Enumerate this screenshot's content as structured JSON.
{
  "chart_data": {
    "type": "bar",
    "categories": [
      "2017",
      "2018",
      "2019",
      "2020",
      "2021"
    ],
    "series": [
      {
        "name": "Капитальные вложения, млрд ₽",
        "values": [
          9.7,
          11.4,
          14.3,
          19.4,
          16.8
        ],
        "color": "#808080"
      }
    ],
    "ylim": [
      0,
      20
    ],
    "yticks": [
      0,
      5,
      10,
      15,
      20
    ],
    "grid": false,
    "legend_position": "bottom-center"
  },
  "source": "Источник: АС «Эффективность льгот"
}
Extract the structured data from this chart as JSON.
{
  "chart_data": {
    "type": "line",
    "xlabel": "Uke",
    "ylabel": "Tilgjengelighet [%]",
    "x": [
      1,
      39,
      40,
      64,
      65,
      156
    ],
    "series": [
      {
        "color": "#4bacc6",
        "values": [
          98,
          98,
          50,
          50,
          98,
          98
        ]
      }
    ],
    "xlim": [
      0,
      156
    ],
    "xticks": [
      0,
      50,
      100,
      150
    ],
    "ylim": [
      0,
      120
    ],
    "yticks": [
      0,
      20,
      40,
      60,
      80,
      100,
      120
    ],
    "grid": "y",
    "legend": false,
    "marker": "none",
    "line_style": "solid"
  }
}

Short task - Quote the data in full, keeping each word unchanged.

Exercise response -
Enumerate this screenshot's content as structured JSON.
{
  "chart_data": {
    "type": "bar",
    "categories": [
      "2017",
      "2018",
      "2019",
      "2020",
      "2021"
    ],
    "series": [
      {
        "name": "Капитальные вложения, млрд ₽",
        "values": [
          9.7,
          11.4,
          14.3,
          19.4,
          16.8
        ],
        "color": "#808080"
      }
    ],
    "ylim": [
      0,
      20
    ],
    "yticks": [
      0,
      5,
      10,
      15,
      20
    ],
    "grid": false,
    "legend_position": "bottom-center"
  },
  "source": "Источник: АС «Эффективность льгот"
}
Extract the structured data from this chart as JSON.
{
  "chart_data": {
    "type": "line",
    "xlabel": "Uke",
    "ylabel": "Tilgjengelighet [%]",
    "x": [
      1,
      39,
      40,
      64,
      65,
      156
    ],
    "series": [
      {
        "color": "#4bacc6",
        "values": [
          98,
          98,
          50,
          50,
          98,
          98
        ]
      }
    ],
    "xlim": [
      0,
      156
    ],
    "xticks": [
      0,
      50,
      100,
      150
    ],
    "ylim": [
      0,
      120
    ],
    "yticks": [
      0,
      20,
      40,
      60,
      80,
      100,
      120
    ],
    "grid": "y",
    "legend": false,
    "marker": "none",
    "line_style": "solid"
  }
}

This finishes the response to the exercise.